§ Task a
Reproduce the whole text about the Mother Angot fish poster word for word.
# Start of Given passage
TTTMere Angot
Hi Lindy Hoppers!!!
The Fishwife as Revolutionary

A group of us were dining at Can-Can, our favorite brasserie in Richmond, we noticed a marvelous poster, shown below. This is an advertisement for the United Fishermen, a French marketing cooperative formed in 1925.

United Fishermen Poster

Authentic Decorations At Can-Can
Compagnie Française des Pêcheurs Réunis
(Click to Enlarge)


The poster reads: "Mother Angot Sez: (lit. gives you the word that) The United Fishermen can get the catch from the port right to your table, including all fish, oysters, lobsters, scallops and the like." Sure enough, in addition to those named creatures, Mother Angot is showing off an impressive display of saltwater delicacies, including Sea Urchins (Oursins), Frogs (Grenouilles) and turtles (torteaux). For your information, the Compagnie Française des Pêcheurs Réunis (CFPR) was founded in 1925 and was a limited liability corporation (Société Anonyme). This was the flag that was flown from CFPR vessels:

Compagnie Française des Pêcheurs Réunis flag
Compagnie Française des Pêcheurs Réunis
The French United Fishermen Company

The poster is very nice, but why is there a web page about it?
# End of Given passage
# Start of Data entries
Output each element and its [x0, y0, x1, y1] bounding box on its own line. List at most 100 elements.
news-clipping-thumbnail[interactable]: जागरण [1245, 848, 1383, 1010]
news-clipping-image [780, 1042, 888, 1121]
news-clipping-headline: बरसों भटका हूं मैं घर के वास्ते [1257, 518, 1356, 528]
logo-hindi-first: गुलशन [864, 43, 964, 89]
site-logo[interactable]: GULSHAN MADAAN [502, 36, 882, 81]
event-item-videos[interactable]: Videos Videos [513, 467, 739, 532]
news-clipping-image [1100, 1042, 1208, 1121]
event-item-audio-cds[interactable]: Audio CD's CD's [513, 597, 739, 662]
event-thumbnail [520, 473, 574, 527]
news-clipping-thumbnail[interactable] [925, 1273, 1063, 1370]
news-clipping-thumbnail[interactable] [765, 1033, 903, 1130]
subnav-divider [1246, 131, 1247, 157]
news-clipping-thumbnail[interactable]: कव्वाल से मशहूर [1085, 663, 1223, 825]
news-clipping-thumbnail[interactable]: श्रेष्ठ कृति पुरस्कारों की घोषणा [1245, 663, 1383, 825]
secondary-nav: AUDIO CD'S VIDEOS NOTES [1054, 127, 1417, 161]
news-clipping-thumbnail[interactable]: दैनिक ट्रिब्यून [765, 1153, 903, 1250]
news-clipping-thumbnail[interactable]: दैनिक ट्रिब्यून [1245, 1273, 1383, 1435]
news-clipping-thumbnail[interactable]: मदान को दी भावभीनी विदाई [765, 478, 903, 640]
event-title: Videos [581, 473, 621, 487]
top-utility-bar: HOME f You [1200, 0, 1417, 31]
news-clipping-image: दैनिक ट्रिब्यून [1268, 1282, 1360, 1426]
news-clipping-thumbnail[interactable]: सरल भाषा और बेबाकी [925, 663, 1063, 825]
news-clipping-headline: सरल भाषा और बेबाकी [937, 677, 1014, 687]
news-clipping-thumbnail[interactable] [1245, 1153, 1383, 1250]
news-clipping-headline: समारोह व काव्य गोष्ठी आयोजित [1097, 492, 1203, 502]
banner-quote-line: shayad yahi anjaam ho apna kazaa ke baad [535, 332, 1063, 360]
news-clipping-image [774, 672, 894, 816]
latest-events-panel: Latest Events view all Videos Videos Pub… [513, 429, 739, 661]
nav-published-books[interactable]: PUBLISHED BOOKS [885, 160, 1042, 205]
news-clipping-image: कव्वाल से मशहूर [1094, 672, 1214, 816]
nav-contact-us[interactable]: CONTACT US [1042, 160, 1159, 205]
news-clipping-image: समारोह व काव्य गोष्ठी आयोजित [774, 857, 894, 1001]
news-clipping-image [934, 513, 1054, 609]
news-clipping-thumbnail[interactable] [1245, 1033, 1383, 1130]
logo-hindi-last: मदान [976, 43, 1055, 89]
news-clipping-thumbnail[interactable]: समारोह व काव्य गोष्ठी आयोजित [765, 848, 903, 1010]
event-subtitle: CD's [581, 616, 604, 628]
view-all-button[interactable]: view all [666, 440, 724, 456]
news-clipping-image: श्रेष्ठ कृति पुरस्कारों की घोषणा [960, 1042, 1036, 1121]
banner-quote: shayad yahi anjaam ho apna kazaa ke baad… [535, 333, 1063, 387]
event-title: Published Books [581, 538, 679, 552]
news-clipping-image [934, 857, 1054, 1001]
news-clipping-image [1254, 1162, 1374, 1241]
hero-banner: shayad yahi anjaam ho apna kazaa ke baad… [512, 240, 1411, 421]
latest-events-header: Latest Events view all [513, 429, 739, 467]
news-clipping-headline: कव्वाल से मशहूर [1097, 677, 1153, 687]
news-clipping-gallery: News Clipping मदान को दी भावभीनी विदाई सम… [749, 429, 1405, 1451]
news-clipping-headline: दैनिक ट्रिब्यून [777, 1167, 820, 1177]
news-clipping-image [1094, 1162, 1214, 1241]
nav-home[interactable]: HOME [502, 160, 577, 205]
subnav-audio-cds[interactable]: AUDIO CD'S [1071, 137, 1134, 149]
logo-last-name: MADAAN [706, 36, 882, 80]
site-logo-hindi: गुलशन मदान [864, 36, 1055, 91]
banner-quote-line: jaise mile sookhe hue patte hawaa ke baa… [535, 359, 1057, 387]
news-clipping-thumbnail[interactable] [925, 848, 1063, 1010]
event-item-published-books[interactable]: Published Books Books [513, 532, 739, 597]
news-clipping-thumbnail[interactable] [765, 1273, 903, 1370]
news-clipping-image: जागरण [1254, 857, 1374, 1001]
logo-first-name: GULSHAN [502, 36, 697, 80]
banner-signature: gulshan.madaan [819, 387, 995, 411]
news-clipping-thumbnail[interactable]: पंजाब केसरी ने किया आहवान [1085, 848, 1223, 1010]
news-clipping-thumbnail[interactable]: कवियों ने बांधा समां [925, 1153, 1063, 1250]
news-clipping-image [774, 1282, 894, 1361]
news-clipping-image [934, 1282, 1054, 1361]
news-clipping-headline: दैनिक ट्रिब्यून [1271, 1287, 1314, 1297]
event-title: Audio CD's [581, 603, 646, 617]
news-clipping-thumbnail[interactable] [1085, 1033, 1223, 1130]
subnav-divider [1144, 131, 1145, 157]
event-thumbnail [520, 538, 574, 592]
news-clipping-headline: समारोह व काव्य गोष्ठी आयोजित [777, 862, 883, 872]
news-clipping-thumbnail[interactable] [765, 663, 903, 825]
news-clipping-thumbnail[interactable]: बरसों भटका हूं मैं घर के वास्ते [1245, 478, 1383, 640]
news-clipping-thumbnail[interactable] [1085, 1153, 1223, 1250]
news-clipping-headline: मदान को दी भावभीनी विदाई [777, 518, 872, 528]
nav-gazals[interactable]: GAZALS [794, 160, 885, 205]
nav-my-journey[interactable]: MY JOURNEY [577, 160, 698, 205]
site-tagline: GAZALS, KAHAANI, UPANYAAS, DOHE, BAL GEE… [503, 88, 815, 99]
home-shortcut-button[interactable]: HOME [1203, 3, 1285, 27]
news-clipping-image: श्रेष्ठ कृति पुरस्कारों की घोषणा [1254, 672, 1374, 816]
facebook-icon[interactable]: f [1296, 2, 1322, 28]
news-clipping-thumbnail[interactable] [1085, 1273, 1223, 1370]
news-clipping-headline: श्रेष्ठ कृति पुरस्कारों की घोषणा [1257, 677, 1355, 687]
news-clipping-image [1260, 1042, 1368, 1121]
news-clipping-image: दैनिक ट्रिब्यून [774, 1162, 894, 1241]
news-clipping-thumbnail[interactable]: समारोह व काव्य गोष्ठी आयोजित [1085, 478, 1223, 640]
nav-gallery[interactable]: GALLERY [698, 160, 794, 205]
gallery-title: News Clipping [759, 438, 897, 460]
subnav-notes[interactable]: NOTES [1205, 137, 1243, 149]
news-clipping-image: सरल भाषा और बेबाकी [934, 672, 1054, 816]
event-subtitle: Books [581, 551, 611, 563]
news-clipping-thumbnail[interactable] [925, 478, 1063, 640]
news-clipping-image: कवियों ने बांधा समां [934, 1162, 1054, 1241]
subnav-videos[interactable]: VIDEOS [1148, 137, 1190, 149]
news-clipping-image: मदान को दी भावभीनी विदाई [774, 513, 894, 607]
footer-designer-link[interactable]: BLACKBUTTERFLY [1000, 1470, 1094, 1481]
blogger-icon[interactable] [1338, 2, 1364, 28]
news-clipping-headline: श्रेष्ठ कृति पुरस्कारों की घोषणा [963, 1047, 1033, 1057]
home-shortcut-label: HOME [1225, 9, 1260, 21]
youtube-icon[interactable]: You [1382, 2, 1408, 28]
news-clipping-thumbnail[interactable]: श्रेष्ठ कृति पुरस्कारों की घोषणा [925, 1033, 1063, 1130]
# End of Data entries
§ Task b
Write out the lines of the records starting at the first line and ending at the line that contains "secondary-nav: AUDIO CD'S", including both of those lines.

§ Right answer a
TTTMere Angot
Hi Lindy Hoppers!!!
The Fishwife as Revolutionary

A group of us were dining at Can-Can, our favorite brasserie in Richmond, we noticed a marvelous poster, shown below. This is an advertisement for the United Fishermen, a French marketing cooperative formed in 1925.

United Fishermen Poster

Authentic Decorations At Can-Can
Compagnie Française des Pêcheurs Réunis
(Click to Enlarge)


The poster reads: "Mother Angot Sez: (lit. gives you the word that) The United Fishermen can get the catch from the port right to your table, including all fish, oysters, lobsters, scallops and the like." Sure enough, in addition to those named creatures, Mother Angot is showing off an impressive display of saltwater delicacies, including Sea Urchins (Oursins), Frogs (Grenouilles) and turtles (torteaux). For your information, the Compagnie Française des Pêcheurs Réunis (CFPR) was founded in 1925 and was a limited liability corporation (Société Anonyme). This was the flag that was flown from CFPR vessels:

Compagnie Française des Pêcheurs Réunis flag
Compagnie Française des Pêcheurs Réunis
The French United Fishermen Company

The poster is very nice, but why is there a web page about it?

§ Right answer b
Output each element and its [x0, y0, x1, y1] bounding box on its own line. List at most 100 elements.
news-clipping-thumbnail[interactable]: जागरण [1245, 848, 1383, 1010]
news-clipping-image [780, 1042, 888, 1121]
news-clipping-headline: बरसों भटका हूं मैं घर के वास्ते [1257, 518, 1356, 528]
logo-hindi-first: गुलशन [864, 43, 964, 89]
site-logo[interactable]: GULSHAN MADAAN [502, 36, 882, 81]
event-item-videos[interactable]: Videos Videos [513, 467, 739, 532]
news-clipping-image [1100, 1042, 1208, 1121]
event-item-audio-cds[interactable]: Audio CD's CD's [513, 597, 739, 662]
event-thumbnail [520, 473, 574, 527]
news-clipping-thumbnail[interactable] [925, 1273, 1063, 1370]
news-clipping-thumbnail[interactable] [765, 1033, 903, 1130]
subnav-divider [1246, 131, 1247, 157]
news-clipping-thumbnail[interactable]: कव्वाल से मशहूर [1085, 663, 1223, 825]
news-clipping-thumbnail[interactable]: श्रेष्ठ कृति पुरस्कारों की घोषणा [1245, 663, 1383, 825]
secondary-nav: AUDIO CD'S VIDEOS NOTES [1054, 127, 1417, 161]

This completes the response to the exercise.